--- Start Exercise data ---

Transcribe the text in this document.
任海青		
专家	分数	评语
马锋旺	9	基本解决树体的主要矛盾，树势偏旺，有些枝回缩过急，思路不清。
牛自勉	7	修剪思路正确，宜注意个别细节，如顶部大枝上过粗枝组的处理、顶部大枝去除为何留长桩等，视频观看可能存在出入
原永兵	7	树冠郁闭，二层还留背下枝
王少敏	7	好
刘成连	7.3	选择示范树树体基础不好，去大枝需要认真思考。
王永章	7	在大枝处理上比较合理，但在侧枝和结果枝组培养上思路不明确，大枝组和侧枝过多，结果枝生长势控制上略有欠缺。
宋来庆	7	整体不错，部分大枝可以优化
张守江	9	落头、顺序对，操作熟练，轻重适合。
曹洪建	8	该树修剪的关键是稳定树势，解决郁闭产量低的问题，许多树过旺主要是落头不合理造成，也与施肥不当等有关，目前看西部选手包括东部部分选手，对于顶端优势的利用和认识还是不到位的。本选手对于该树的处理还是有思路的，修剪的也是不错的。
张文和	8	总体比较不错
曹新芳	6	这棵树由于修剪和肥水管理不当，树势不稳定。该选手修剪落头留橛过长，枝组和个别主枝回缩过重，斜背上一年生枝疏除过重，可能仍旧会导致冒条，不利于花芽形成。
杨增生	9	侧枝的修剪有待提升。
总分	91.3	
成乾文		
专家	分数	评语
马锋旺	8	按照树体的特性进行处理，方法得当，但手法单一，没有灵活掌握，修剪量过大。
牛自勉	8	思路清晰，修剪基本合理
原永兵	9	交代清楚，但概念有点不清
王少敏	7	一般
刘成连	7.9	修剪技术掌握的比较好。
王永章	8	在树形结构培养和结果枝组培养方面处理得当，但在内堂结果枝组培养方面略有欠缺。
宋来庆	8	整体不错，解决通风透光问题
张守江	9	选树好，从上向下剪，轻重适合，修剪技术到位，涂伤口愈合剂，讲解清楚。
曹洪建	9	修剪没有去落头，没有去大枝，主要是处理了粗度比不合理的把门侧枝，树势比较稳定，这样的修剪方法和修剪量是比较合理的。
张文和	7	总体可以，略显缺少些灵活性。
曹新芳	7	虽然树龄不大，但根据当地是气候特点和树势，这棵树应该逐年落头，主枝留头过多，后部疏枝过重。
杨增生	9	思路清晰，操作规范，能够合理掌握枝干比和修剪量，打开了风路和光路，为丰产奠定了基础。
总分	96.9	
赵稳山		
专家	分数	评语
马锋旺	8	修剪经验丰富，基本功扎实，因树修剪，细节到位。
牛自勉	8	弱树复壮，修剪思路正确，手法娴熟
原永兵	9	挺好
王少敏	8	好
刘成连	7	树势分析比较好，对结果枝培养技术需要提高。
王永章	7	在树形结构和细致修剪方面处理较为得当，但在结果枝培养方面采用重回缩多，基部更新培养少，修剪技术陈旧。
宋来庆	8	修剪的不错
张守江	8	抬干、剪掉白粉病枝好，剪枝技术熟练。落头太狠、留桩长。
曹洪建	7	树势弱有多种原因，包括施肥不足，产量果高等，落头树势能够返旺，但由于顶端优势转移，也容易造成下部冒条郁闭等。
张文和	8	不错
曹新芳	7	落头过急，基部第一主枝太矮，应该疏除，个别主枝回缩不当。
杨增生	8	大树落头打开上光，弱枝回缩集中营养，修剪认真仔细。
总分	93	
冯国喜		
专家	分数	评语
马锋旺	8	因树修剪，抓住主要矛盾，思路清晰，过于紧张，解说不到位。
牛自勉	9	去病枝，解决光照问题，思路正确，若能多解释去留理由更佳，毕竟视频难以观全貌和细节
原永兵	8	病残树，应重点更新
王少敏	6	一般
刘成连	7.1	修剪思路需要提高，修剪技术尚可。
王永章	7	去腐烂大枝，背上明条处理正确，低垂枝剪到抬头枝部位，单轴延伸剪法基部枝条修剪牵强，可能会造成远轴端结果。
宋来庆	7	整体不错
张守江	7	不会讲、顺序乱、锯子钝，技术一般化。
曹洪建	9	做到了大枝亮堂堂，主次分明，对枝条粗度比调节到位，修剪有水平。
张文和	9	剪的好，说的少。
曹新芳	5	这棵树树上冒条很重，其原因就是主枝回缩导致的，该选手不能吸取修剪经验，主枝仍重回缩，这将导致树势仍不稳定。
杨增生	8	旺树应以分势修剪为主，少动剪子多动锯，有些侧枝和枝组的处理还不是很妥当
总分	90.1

--- End Exercise data ---

--- Exercise instructions ---
Retype the listing. Match it exactly.

--- Solved exercise ---
Transcribe the text in this document.
任海青		
专家	分数	评语
马锋旺	9	基本解决树体的主要矛盾，树势偏旺，有些枝回缩过急，思路不清。
牛自勉	7	修剪思路正确，宜注意个别细节，如顶部大枝上过粗枝组的处理、顶部大枝去除为何留长桩等，视频观看可能存在出入
原永兵	7	树冠郁闭，二层还留背下枝
王少敏	7	好
刘成连	7.3	选择示范树树体基础不好，去大枝需要认真思考。
王永章	7	在大枝处理上比较合理，但在侧枝和结果枝组培养上思路不明确，大枝组和侧枝过多，结果枝生长势控制上略有欠缺。
宋来庆	7	整体不错，部分大枝可以优化
张守江	9	落头、顺序对，操作熟练，轻重适合。
曹洪建	8	该树修剪的关键是稳定树势，解决郁闭产量低的问题，许多树过旺主要是落头不合理造成，也与施肥不当等有关，目前看西部选手包括东部部分选手，对于顶端优势的利用和认识还是不到位的。本选手对于该树的处理还是有思路的，修剪的也是不错的。
张文和	8	总体比较不错
曹新芳	6	这棵树由于修剪和肥水管理不当，树势不稳定。该选手修剪落头留橛过长，枝组和个别主枝回缩过重，斜背上一年生枝疏除过重，可能仍旧会导致冒条，不利于花芽形成。
杨增生	9	侧枝的修剪有待提升。
总分	91.3	
成乾文		
专家	分数	评语
马锋旺	8	按照树体的特性进行处理，方法得当，但手法单一，没有灵活掌握，修剪量过大。
牛自勉	8	思路清晰，修剪基本合理
原永兵	9	交代清楚，但概念有点不清
王少敏	7	一般
刘成连	7.9	修剪技术掌握的比较好。
王永章	8	在树形结构培养和结果枝组培养方面处理得当，但在内堂结果枝组培养方面略有欠缺。
宋来庆	8	整体不错，解决通风透光问题
张守江	9	选树好，从上向下剪，轻重适合，修剪技术到位，涂伤口愈合剂，讲解清楚。
曹洪建	9	修剪没有去落头，没有去大枝，主要是处理了粗度比不合理的把门侧枝，树势比较稳定，这样的修剪方法和修剪量是比较合理的。
张文和	7	总体可以，略显缺少些灵活性。
曹新芳	7	虽然树龄不大，但根据当地是气候特点和树势，这棵树应该逐年落头，主枝留头过多，后部疏枝过重。
杨增生	9	思路清晰，操作规范，能够合理掌握枝干比和修剪量，打开了风路和光路，为丰产奠定了基础。
总分	96.9	
赵稳山		
专家	分数	评语
马锋旺	8	修剪经验丰富，基本功扎实，因树修剪，细节到位。
牛自勉	8	弱树复壮，修剪思路正确，手法娴熟
原永兵	9	挺好
王少敏	8	好
刘成连	7	树势分析比较好，对结果枝培养技术需要提高。
王永章	7	在树形结构和细致修剪方面处理较为得当，但在结果枝培养方面采用重回缩多，基部更新培养少，修剪技术陈旧。
宋来庆	8	修剪的不错
张守江	8	抬干、剪掉白粉病枝好，剪枝技术熟练。落头太狠、留桩长。
曹洪建	7	树势弱有多种原因，包括施肥不足，产量果高等，落头树势能够返旺，但由于顶端优势转移，也容易造成下部冒条郁闭等。
张文和	8	不错
曹新芳	7	落头过急，基部第一主枝太矮，应该疏除，个别主枝回缩不当。
杨增生	8	大树落头打开上光，弱枝回缩集中营养，修剪认真仔细。
总分	93	
冯国喜		
专家	分数	评语
马锋旺	8	因树修剪，抓住主要矛盾，思路清晰，过于紧张，解说不到位。
牛自勉	9	去病枝，解决光照问题，思路正确，若能多解释去留理由更佳，毕竟视频难以观全貌和细节
原永兵	8	病残树，应重点更新
王少敏	6	一般
刘成连	7.1	修剪思路需要提高，修剪技术尚可。
王永章	7	去腐烂大枝，背上明条处理正确，低垂枝剪到抬头枝部位，单轴延伸剪法基部枝条修剪牵强，可能会造成远轴端结果。
宋来庆	7	整体不错
张守江	7	不会讲、顺序乱、锯子钝，技术一般化。
曹洪建	9	做到了大枝亮堂堂，主次分明，对枝条粗度比调节到位，修剪有水平。
张文和	9	剪的好，说的少。
曹新芳	5	这棵树树上冒条很重，其原因就是主枝回缩导致的，该选手不能吸取修剪经验，主枝仍重回缩，这将导致树势仍不稳定。
杨增生	8	旺树应以分势修剪为主，少动剪子多动锯，有些侧枝和枝组的处理还不是很妥当
总分	90.1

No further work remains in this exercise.